WHAT IS EXPECTED
Reproduce all lines of the listing below in which the word "maximum" occurs.

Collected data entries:
********************

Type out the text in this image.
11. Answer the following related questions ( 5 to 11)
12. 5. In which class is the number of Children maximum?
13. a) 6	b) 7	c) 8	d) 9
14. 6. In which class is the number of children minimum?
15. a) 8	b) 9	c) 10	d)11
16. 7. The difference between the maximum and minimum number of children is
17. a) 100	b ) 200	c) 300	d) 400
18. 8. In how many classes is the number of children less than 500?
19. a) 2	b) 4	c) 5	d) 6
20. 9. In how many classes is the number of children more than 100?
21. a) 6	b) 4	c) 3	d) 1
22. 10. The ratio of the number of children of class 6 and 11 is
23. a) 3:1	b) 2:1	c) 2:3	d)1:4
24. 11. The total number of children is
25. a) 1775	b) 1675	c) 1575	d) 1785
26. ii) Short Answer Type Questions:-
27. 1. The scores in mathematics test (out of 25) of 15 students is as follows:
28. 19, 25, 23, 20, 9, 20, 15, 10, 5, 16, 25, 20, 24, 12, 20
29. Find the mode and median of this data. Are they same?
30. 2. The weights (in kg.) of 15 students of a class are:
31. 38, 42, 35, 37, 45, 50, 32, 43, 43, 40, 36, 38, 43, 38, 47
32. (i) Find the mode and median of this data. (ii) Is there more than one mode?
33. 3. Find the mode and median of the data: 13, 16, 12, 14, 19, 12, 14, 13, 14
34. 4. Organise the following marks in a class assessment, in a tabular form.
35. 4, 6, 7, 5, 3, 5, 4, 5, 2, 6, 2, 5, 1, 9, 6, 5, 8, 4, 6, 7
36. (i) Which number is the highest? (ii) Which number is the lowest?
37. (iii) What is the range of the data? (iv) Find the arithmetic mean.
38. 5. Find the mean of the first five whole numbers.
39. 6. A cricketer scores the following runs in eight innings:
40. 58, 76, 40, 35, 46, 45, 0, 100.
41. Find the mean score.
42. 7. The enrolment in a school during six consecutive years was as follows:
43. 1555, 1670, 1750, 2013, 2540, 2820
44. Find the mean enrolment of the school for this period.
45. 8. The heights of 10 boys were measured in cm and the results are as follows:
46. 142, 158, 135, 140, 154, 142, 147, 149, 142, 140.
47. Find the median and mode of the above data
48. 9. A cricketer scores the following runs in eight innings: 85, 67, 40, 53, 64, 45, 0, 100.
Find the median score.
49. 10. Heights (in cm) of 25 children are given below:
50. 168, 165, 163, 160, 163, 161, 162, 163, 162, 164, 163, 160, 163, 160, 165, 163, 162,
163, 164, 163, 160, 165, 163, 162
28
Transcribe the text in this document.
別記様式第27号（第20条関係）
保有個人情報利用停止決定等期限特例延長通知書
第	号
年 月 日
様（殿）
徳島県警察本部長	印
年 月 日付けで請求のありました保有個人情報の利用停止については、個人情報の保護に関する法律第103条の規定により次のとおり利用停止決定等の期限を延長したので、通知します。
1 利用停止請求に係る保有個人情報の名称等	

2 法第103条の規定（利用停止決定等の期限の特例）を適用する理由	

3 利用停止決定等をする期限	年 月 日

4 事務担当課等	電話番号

********************

TASK OUTPUT
12. 5. In which class is the number of Children maximum?
16. 7. The difference between the maximum and minimum number of children is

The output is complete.